* DO THIS
Transcribe the full listing exactly, and drop every picture.

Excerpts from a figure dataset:
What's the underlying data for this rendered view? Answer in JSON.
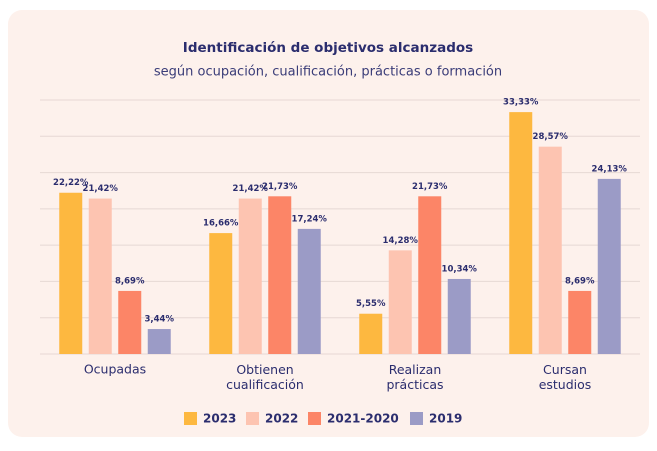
{
  "chart_data": {
    "type": "bar",
    "title": "Identificación de objetivos alcanzados",
    "subtitle": "según ocupación, cualificación, prácticas o formación",
    "categories": [
      "Ocupadas",
      "Obtienen\ncualificación",
      "Realizan\nprácticas",
      "Cursan\nestudios"
    ],
    "series": [
      {
        "name": "2023",
        "color": "#fdb840",
        "values": [
          22.22,
          16.66,
          5.55,
          33.33
        ],
        "value_labels": [
          "22,22%",
          "16,66%",
          "5,55%",
          "33,33%"
        ]
      },
      {
        "name": "2022",
        "color": "#fdc4b1",
        "values": [
          21.42,
          21.42,
          14.28,
          28.57
        ],
        "value_labels": [
          "21,42%",
          "21,42%",
          "14,28%",
          "28,57%"
        ]
      },
      {
        "name": "2021-2020",
        "color": "#fc8567",
        "values": [
          8.69,
          21.73,
          21.73,
          8.69
        ],
        "value_labels": [
          "8,69%",
          "21,73%",
          "21,73%",
          "8,69%"
        ]
      },
      {
        "name": "2019",
        "color": "#9b9bc6",
        "values": [
          3.44,
          17.24,
          10.34,
          24.13
        ],
        "value_labels": [
          "3,44%",
          "17,24%",
          "10,34%",
          "24,13%"
        ]
      }
    ],
    "ylim": [
      0,
      35
    ],
    "yticks": [
      0,
      5,
      10,
      15,
      20,
      25,
      30,
      35
    ],
    "grid": true,
    "legend": "bottom"
  }
}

* EXERCISE ANSWER
What's the underlying data for this rendered view? Answer in JSON.
{
  "chart_data": {
    "type": "bar",
    "title": "Identificación de objetivos alcanzados",
    "subtitle": "según ocupación, cualificación, prácticas o formación",
    "categories": [
      "Ocupadas",
      "Obtienen\ncualificación",
      "Realizan\nprácticas",
      "Cursan\nestudios"
    ],
    "series": [
      {
        "name": "2023",
        "color": "#fdb840",
        "values": [
          22.22,
          16.66,
          5.55,
          33.33
        ],
        "value_labels": [
          "22,22%",
          "16,66%",
          "5,55%",
          "33,33%"
        ]
      },
      {
        "name": "2022",
        "color": "#fdc4b1",
        "values": [
          21.42,
          21.42,
          14.28,
          28.57
        ],
        "value_labels": [
          "21,42%",
          "21,42%",
          "14,28%",
          "28,57%"
        ]
      },
      {
        "name": "2021-2020",
        "color": "#fc8567",
        "values": [
          8.69,
          21.73,
          21.73,
          8.69
        ],
        "value_labels": [
          "8,69%",
          "21,73%",
          "21,73%",
          "8,69%"
        ]
      },
      {
        "name": "2019",
        "color": "#9b9bc6",
        "values": [
          3.44,
          17.24,
          10.34,
          24.13
        ],
        "value_labels": [
          "3,44%",
          "17,24%",
          "10,34%",
          "24,13%"
        ]
      }
    ],
    "ylim": [
      0,
      35
    ],
    "yticks": [
      0,
      5,
      10,
      15,
      20,
      25,
      30,
      35
    ],
    "grid": true,
    "legend": "bottom"
  }
}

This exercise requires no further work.